(Collected data entries)

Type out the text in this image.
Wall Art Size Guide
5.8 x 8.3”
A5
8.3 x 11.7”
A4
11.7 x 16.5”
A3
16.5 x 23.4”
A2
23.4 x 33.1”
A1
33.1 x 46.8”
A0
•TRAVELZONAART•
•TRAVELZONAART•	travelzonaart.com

• **Aim**
Write out all of the records above exactly as they appear.

• **Reply to the task**
Type out the text in this image.
Wall Art Size Guide
5.8 x 8.3”
A5
8.3 x 11.7”
A4
11.7 x 16.5”
A3
16.5 x 23.4”
A2
23.4 x 33.1”
A1
33.1 x 46.8”
A0
•TRAVELZONAART•
•TRAVELZONAART•	travelzonaart.com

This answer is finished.